[begin Provided information]

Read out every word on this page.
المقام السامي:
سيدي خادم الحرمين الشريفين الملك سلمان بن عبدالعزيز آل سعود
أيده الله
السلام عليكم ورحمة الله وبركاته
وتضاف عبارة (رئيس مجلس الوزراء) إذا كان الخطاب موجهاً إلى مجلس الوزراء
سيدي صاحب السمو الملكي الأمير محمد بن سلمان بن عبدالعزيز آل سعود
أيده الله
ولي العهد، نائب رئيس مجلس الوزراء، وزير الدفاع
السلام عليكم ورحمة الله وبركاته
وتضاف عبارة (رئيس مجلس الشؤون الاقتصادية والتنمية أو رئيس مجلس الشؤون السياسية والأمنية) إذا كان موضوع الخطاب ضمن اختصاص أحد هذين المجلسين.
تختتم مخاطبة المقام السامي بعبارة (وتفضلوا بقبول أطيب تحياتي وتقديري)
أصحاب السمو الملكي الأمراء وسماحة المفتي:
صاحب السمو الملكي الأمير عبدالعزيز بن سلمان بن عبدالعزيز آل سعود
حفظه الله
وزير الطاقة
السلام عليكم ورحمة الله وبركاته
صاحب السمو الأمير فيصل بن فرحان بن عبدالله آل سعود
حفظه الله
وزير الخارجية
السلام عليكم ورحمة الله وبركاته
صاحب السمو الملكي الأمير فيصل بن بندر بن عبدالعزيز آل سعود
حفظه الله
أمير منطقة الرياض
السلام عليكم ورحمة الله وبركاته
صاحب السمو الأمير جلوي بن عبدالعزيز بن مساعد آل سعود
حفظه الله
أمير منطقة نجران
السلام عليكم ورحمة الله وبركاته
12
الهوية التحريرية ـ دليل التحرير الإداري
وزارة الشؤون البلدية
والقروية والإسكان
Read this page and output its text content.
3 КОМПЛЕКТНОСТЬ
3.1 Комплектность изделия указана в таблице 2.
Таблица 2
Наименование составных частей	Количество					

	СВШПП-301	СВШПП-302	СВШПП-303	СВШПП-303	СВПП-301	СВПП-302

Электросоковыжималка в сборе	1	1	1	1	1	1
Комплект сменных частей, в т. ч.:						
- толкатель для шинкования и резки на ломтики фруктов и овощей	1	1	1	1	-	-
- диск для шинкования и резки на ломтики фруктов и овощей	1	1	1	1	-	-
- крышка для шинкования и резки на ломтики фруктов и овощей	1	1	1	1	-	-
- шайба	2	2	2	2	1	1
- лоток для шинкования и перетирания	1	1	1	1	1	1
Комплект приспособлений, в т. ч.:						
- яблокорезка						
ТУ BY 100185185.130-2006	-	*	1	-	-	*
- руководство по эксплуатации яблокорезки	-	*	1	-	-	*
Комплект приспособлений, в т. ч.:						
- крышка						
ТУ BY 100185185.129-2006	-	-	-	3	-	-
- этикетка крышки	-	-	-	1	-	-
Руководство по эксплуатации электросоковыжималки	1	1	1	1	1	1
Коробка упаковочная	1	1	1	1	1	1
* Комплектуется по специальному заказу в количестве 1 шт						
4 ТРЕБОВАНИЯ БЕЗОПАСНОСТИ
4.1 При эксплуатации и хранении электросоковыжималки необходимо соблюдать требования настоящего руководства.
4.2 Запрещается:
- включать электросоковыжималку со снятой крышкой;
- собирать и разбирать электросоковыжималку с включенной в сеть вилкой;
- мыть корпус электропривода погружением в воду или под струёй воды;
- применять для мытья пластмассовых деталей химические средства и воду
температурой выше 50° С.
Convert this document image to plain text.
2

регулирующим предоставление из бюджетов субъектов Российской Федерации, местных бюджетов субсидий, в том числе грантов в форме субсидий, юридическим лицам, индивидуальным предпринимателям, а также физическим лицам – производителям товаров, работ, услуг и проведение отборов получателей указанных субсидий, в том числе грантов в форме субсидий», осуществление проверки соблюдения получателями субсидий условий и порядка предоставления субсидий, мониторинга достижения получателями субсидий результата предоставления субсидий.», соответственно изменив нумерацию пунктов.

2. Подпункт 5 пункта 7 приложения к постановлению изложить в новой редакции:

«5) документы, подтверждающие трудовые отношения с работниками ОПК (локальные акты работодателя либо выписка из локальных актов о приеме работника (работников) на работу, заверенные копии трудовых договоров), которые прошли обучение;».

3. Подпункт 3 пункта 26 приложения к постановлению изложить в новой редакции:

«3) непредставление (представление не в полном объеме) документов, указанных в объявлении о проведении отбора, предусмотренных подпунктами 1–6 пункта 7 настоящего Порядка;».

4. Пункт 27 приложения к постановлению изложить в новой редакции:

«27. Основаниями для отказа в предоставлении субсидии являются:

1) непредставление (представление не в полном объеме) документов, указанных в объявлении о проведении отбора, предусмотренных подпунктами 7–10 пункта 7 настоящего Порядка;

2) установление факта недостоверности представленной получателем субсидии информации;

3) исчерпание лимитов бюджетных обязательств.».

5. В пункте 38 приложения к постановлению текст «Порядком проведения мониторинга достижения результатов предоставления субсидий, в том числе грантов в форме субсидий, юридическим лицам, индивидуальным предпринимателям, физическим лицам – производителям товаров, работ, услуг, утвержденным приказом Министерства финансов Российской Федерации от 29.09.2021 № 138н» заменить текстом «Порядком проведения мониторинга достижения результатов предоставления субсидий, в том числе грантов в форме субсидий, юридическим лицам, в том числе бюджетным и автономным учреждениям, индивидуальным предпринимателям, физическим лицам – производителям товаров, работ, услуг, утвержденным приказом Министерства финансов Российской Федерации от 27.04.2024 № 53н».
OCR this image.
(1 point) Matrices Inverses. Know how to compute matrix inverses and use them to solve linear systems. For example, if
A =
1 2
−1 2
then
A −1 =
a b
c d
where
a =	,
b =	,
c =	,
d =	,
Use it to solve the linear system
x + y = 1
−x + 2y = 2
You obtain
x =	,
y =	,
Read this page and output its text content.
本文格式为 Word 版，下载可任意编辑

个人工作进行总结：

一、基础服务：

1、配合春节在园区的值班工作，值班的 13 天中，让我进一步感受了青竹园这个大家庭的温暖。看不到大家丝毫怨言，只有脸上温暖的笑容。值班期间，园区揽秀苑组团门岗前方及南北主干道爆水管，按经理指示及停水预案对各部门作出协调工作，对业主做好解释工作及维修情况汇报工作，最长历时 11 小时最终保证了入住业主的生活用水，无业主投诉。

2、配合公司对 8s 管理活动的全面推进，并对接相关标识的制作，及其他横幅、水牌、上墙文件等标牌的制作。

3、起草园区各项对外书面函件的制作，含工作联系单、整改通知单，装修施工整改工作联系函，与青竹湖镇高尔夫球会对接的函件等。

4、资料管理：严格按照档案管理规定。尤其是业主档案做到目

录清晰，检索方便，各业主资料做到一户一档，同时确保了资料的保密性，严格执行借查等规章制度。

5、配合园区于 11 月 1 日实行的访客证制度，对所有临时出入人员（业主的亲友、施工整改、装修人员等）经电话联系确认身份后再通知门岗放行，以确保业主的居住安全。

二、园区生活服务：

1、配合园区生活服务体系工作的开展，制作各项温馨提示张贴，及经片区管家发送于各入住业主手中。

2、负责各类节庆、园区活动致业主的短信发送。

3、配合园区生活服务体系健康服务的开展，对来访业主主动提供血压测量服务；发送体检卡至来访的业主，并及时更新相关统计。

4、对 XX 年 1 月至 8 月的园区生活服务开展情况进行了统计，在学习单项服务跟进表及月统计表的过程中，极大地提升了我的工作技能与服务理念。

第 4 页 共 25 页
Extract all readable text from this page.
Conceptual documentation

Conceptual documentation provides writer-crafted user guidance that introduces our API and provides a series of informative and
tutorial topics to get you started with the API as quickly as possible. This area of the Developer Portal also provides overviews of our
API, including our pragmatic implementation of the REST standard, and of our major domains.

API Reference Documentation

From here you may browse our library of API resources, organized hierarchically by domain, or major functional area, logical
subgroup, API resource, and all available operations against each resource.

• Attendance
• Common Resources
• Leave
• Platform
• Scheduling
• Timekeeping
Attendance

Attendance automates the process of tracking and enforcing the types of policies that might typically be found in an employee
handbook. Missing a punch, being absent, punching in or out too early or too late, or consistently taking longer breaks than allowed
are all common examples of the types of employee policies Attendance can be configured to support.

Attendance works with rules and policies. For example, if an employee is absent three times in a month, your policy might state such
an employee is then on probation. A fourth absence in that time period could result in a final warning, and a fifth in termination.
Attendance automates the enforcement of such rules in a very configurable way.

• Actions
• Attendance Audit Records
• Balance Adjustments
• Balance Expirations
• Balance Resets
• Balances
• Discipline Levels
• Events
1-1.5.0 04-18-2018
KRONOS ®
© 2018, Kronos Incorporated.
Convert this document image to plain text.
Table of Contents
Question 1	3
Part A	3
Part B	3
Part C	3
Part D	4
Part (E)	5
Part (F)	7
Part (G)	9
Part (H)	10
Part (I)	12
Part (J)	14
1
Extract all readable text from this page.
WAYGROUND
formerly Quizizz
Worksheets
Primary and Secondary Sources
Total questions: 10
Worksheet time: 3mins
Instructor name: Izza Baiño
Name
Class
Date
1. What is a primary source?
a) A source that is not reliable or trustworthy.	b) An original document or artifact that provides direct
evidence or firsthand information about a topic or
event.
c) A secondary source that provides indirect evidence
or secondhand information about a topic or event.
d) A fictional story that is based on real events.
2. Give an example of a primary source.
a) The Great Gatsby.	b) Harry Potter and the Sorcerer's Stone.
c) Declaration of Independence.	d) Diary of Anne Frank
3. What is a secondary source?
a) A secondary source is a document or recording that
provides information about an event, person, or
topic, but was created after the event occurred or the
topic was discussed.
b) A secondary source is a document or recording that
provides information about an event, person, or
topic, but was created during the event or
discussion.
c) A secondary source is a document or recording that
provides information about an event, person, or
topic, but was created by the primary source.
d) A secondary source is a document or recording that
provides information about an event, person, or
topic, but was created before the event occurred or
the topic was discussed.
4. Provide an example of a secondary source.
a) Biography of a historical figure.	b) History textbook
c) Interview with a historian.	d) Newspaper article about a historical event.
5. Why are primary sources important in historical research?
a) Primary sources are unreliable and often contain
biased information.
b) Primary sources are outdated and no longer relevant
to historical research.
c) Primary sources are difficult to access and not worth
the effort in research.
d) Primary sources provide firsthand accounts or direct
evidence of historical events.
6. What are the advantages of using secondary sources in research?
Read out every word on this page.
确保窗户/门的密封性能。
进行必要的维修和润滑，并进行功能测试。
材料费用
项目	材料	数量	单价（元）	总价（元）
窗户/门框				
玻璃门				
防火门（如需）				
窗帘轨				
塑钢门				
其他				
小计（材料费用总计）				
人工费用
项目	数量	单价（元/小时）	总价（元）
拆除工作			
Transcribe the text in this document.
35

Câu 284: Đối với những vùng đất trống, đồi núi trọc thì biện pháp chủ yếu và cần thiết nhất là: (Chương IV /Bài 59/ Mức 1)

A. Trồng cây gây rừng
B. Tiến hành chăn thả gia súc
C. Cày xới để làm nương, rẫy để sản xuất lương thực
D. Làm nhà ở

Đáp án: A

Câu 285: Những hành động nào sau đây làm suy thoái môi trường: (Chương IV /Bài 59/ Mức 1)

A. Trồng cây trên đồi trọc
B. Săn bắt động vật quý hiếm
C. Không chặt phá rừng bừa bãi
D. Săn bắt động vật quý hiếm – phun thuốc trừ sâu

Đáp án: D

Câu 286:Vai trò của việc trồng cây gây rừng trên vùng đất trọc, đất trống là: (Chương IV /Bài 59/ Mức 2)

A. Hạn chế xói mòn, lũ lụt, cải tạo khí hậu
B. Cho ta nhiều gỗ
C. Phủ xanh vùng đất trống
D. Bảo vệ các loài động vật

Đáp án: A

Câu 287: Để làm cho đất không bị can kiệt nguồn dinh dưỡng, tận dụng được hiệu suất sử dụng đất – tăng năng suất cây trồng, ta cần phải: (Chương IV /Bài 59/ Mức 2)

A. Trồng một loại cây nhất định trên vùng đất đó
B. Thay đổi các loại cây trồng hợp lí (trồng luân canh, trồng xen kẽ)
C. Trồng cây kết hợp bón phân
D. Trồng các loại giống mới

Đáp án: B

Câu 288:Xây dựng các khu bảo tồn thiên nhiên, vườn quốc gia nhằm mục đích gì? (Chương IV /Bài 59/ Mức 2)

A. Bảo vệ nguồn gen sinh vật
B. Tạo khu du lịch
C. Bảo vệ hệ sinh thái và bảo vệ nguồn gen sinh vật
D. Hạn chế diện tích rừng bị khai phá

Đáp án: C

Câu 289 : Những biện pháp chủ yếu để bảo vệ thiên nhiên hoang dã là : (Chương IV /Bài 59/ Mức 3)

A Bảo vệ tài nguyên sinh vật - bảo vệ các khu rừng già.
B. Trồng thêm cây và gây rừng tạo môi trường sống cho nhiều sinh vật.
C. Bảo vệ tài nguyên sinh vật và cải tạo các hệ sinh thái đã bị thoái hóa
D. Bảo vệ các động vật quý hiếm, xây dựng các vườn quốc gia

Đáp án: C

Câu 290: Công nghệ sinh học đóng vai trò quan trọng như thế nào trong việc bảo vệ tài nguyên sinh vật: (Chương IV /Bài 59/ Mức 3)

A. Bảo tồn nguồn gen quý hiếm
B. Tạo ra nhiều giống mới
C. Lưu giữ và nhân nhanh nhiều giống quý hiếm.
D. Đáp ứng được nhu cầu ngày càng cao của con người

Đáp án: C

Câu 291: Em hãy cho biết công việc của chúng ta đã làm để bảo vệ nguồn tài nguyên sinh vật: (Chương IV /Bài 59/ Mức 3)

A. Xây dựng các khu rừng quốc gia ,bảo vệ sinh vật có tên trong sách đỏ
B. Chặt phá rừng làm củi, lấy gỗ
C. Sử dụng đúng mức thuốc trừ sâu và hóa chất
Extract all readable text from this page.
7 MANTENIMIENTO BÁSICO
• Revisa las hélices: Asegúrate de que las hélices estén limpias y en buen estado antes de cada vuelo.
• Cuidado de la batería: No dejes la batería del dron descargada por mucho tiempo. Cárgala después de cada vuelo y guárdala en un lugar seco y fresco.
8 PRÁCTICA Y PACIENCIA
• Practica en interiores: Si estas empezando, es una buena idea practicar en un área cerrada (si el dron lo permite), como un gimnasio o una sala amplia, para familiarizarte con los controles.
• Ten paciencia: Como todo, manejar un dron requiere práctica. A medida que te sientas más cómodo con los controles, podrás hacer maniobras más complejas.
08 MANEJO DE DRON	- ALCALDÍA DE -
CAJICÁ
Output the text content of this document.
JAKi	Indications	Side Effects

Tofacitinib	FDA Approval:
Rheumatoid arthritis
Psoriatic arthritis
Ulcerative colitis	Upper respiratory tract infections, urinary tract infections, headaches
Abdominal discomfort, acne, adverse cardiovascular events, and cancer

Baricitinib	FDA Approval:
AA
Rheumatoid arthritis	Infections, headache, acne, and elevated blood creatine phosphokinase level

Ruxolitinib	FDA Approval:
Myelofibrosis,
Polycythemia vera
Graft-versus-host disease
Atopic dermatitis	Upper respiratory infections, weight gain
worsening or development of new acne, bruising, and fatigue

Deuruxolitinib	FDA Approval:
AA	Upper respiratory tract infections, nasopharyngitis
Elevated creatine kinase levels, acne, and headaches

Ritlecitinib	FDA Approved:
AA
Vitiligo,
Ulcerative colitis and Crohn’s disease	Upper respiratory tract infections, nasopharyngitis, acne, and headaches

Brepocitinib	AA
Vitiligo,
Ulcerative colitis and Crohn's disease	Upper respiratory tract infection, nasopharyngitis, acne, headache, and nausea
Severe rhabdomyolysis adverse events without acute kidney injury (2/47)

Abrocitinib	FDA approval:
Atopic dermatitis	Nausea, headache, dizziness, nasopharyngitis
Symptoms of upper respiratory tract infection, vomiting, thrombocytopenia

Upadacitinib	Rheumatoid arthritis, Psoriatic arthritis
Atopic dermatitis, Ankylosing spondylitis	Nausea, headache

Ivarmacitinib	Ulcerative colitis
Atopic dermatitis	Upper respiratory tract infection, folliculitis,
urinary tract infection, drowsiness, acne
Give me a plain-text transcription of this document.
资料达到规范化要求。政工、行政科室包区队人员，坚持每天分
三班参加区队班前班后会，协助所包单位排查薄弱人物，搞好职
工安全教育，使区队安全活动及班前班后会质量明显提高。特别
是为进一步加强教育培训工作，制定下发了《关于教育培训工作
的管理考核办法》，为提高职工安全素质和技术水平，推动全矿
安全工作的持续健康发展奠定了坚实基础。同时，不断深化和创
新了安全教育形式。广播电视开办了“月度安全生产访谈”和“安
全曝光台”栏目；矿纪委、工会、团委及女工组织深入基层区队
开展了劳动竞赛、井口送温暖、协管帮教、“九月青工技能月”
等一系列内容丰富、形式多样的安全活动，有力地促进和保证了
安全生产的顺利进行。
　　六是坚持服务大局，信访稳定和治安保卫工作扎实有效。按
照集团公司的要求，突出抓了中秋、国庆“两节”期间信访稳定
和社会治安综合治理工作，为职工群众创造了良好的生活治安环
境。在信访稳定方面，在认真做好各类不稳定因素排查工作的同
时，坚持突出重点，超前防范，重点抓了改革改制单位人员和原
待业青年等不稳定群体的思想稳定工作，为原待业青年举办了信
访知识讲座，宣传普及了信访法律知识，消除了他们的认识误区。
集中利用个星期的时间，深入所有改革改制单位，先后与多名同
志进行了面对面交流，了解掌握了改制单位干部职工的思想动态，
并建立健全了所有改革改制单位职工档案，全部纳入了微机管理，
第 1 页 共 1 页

[end Provided information]

To do: Choose all lines containing the string "might" and copy them out.

Answer to this exercise:
Attendance automates the process of tracking and enforcing the types of policies that might typically be found in an employee
Attendance works with rules and policies. For example, if an employee is absent three times in a month, your policy might state such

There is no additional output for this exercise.